**TO BE DONE**
Below are some records; reproduce every one of them exactly.

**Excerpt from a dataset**
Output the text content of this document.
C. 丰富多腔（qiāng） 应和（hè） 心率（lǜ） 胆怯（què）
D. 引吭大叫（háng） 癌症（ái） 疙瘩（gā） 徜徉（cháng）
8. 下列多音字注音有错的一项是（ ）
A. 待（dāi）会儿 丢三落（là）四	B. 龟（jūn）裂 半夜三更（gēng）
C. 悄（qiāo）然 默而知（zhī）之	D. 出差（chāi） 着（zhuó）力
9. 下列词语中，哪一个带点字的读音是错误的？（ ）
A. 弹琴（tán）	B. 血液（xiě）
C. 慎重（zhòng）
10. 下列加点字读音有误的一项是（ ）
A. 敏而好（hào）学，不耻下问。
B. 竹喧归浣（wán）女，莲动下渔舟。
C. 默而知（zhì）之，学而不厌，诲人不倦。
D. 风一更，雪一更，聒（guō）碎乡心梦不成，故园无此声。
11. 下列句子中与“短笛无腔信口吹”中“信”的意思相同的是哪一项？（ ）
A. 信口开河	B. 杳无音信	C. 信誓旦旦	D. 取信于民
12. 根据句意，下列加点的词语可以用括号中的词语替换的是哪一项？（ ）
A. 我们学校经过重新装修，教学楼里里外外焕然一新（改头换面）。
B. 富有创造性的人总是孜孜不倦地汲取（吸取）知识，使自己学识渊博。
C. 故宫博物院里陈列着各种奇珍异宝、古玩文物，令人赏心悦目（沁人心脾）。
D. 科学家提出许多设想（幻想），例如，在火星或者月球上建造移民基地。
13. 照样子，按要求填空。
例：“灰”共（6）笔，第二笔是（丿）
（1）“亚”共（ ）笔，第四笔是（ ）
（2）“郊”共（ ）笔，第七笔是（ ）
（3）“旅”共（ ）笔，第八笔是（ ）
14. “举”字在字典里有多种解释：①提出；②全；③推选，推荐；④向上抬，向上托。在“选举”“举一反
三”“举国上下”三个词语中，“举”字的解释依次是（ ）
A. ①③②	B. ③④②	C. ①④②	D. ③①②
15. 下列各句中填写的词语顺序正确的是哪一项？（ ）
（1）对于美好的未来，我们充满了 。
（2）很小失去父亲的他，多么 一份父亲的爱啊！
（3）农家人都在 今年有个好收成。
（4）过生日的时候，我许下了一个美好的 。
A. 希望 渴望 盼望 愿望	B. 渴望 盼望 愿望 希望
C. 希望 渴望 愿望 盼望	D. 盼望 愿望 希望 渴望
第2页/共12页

**CORRECT ANSWER**
Output the text content of this document.
C. 丰富多腔（qiāng） 应和（hè） 心率（lǜ） 胆怯（què）
D. 引吭大叫（háng） 癌症（ái） 疙瘩（gā） 徜徉（cháng）
8. 下列多音字注音有错的一项是（ ）
A. 待（dāi）会儿 丢三落（là）四	B. 龟（jūn）裂 半夜三更（gēng）
C. 悄（qiāo）然 默而知（zhī）之	D. 出差（chāi） 着（zhuó）力
9. 下列词语中，哪一个带点字的读音是错误的？（ ）
A. 弹琴（tán）	B. 血液（xiě）
C. 慎重（zhòng）
10. 下列加点字读音有误的一项是（ ）
A. 敏而好（hào）学，不耻下问。
B. 竹喧归浣（wán）女，莲动下渔舟。
C. 默而知（zhì）之，学而不厌，诲人不倦。
D. 风一更，雪一更，聒（guō）碎乡心梦不成，故园无此声。
11. 下列句子中与“短笛无腔信口吹”中“信”的意思相同的是哪一项？（ ）
A. 信口开河	B. 杳无音信	C. 信誓旦旦	D. 取信于民
12. 根据句意，下列加点的词语可以用括号中的词语替换的是哪一项？（ ）
A. 我们学校经过重新装修，教学楼里里外外焕然一新（改头换面）。
B. 富有创造性的人总是孜孜不倦地汲取（吸取）知识，使自己学识渊博。
C. 故宫博物院里陈列着各种奇珍异宝、古玩文物，令人赏心悦目（沁人心脾）。
D. 科学家提出许多设想（幻想），例如，在火星或者月球上建造移民基地。
13. 照样子，按要求填空。
例：“灰”共（6）笔，第二笔是（丿）
（1）“亚”共（ ）笔，第四笔是（ ）
（2）“郊”共（ ）笔，第七笔是（ ）
（3）“旅”共（ ）笔，第八笔是（ ）
14. “举”字在字典里有多种解释：①提出；②全；③推选，推荐；④向上抬，向上托。在“选举”“举一反
三”“举国上下”三个词语中，“举”字的解释依次是（ ）
A. ①③②	B. ③④②	C. ①④②	D. ③①②
15. 下列各句中填写的词语顺序正确的是哪一项？（ ）
（1）对于美好的未来，我们充满了 。
（2）很小失去父亲的他，多么 一份父亲的爱啊！
（3）农家人都在 今年有个好收成。
（4）过生日的时候，我许下了一个美好的 。
A. 希望 渴望 盼望 愿望	B. 渴望 盼望 愿望 希望
C. 希望 渴望 愿望 盼望	D. 盼望 愿望 希望 渴望
第2页/共12页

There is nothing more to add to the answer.